Objective:
Search the records for the word "تعالى" and pick out every line that has it.
----- Extracted information
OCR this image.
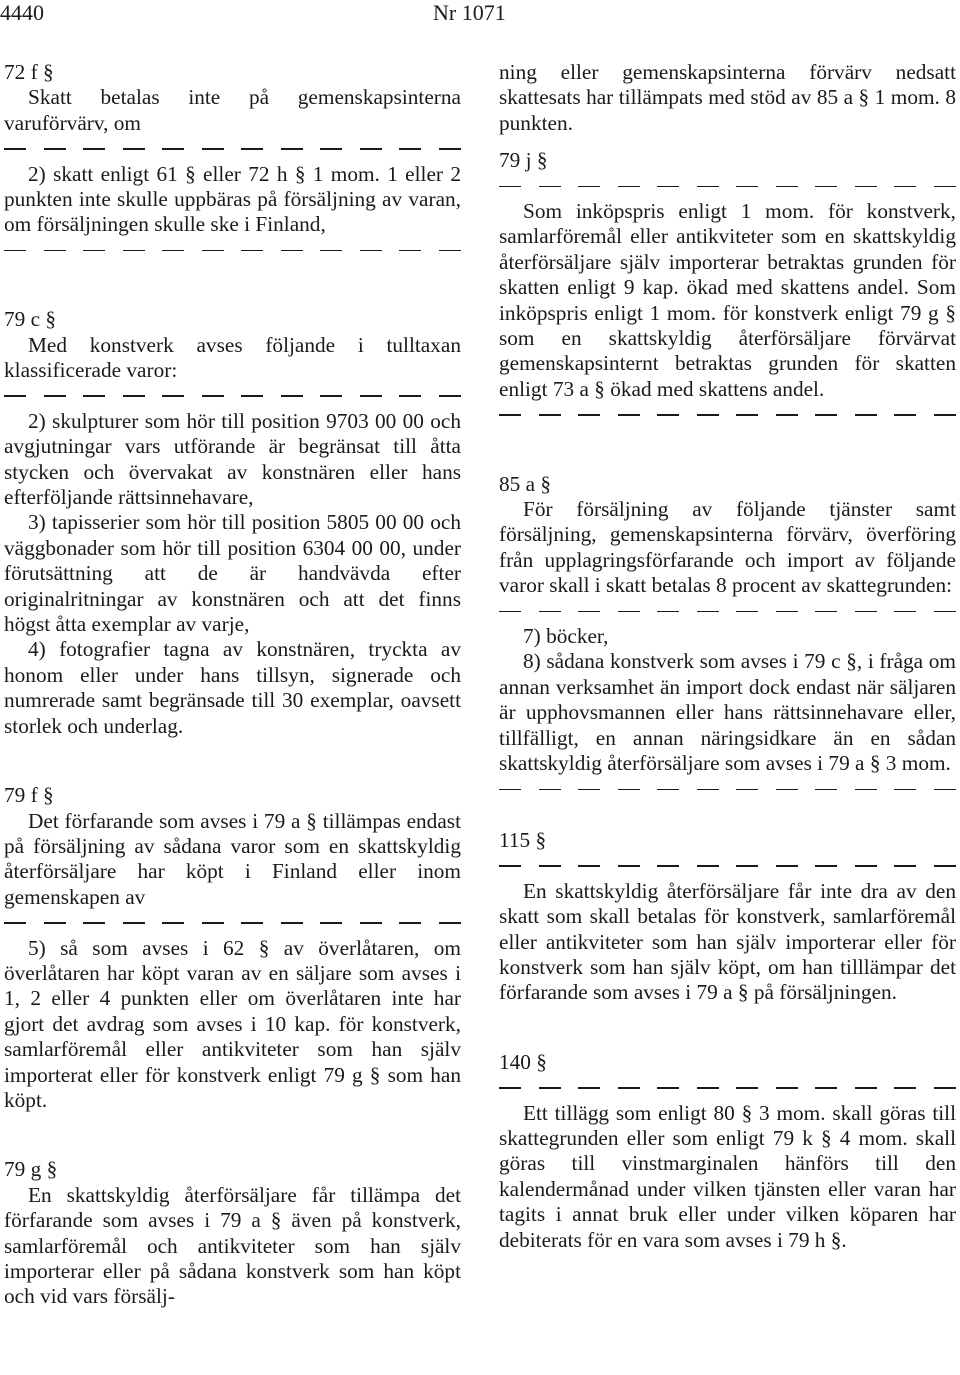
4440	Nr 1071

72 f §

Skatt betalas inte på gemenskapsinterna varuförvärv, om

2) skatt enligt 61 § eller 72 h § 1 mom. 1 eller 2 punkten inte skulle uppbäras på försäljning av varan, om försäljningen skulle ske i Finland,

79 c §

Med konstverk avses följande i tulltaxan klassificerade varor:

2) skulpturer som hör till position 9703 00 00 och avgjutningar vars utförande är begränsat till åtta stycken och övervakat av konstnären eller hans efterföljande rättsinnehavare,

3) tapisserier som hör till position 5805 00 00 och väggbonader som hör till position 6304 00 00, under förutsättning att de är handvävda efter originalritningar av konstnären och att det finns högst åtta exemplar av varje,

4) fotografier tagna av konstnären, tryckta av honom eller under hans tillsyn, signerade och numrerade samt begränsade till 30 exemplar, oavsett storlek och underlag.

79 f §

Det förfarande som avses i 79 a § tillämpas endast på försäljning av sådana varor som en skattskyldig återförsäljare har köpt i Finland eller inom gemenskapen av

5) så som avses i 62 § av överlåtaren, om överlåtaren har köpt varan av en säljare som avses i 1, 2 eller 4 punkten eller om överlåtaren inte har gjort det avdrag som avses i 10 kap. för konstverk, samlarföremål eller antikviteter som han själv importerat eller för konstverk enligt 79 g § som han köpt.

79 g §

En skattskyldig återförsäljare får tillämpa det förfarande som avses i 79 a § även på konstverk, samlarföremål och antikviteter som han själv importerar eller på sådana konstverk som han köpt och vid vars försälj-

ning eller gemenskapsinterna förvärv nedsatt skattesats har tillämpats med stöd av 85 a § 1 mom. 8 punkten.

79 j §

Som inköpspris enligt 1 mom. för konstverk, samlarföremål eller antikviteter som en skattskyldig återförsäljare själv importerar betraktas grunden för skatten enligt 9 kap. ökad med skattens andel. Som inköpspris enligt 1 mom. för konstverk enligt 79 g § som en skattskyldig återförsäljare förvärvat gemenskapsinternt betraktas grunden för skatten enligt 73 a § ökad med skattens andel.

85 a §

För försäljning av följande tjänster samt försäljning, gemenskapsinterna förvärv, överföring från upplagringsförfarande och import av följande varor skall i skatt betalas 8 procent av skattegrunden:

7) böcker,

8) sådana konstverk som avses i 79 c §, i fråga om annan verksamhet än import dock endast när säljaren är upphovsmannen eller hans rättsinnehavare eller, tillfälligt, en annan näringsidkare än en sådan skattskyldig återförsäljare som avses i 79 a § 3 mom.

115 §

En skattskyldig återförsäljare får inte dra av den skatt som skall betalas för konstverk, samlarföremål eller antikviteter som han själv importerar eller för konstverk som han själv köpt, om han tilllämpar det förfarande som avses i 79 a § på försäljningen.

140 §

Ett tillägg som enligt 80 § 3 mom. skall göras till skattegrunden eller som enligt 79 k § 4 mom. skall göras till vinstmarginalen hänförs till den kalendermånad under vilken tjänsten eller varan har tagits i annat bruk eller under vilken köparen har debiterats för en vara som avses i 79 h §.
----------
----- Extracted information
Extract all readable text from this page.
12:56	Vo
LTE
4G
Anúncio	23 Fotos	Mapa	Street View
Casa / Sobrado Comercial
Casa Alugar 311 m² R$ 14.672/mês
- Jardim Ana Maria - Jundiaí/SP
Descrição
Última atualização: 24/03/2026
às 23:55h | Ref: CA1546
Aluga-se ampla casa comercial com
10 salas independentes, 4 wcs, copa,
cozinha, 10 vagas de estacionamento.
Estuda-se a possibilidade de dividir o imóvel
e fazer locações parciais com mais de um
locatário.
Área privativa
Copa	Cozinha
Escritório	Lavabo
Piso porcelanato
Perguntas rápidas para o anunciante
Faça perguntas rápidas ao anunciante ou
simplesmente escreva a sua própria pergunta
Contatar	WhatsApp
----------
----- Extracted information
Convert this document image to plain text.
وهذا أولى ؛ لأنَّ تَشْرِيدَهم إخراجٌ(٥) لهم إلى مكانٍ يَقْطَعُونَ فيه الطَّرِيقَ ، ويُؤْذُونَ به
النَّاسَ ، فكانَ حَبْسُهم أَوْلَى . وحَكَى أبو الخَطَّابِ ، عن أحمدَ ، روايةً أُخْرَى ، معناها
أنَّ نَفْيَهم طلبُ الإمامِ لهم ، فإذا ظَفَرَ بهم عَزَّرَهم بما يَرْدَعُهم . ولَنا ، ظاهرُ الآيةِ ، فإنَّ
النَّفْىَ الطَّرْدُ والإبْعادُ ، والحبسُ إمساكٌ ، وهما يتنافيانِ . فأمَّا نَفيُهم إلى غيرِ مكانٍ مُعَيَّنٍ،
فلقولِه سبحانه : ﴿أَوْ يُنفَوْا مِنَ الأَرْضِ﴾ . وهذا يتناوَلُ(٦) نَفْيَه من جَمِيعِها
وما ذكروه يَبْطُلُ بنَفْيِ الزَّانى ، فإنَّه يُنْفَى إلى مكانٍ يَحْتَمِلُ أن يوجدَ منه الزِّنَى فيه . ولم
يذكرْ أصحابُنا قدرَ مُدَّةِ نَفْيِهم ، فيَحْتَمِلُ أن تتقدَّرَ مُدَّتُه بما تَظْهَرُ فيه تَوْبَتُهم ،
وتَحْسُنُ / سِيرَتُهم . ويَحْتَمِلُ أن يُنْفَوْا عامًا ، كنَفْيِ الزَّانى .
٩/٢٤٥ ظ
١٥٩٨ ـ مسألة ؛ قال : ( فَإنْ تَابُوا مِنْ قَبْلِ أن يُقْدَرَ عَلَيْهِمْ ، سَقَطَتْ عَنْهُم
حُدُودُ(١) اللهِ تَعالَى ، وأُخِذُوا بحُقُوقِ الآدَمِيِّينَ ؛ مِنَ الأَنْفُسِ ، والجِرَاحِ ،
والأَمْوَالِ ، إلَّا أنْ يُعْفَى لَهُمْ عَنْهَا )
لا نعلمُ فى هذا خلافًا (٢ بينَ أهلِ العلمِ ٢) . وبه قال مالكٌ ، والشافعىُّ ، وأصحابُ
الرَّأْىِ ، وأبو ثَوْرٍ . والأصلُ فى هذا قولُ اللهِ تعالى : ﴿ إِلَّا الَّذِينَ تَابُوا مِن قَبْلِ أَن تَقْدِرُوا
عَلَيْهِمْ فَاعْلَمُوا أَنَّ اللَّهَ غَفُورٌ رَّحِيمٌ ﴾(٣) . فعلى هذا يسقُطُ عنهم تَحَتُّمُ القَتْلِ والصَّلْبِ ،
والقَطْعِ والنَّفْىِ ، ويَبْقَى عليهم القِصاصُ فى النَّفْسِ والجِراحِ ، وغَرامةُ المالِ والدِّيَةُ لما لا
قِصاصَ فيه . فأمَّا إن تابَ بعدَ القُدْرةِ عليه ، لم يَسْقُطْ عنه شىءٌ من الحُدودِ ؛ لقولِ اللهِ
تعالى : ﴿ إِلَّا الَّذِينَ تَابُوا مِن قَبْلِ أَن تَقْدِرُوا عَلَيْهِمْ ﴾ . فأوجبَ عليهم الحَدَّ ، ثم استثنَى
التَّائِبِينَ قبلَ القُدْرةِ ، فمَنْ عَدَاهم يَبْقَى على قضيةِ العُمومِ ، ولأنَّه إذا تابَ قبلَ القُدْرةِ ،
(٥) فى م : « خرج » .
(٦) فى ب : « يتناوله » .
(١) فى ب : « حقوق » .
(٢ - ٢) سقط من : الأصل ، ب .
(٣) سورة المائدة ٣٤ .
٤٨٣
----------
Reply to the task:
الرَّأْىِ ، وأبو ثَوْرٍ . والأصلُ فى هذا قولُ اللهِ تعالى : ﴿ إِلَّا الَّذِينَ تَابُوا مِن قَبْلِ أَن تَقْدِرُوا
تعالى : ﴿ إِلَّا الَّذِينَ تَابُوا مِن قَبْلِ أَن تَقْدِرُوا عَلَيْهِمْ ﴾ . فأوجبَ عليهم الحَدَّ ، ثم استثنَى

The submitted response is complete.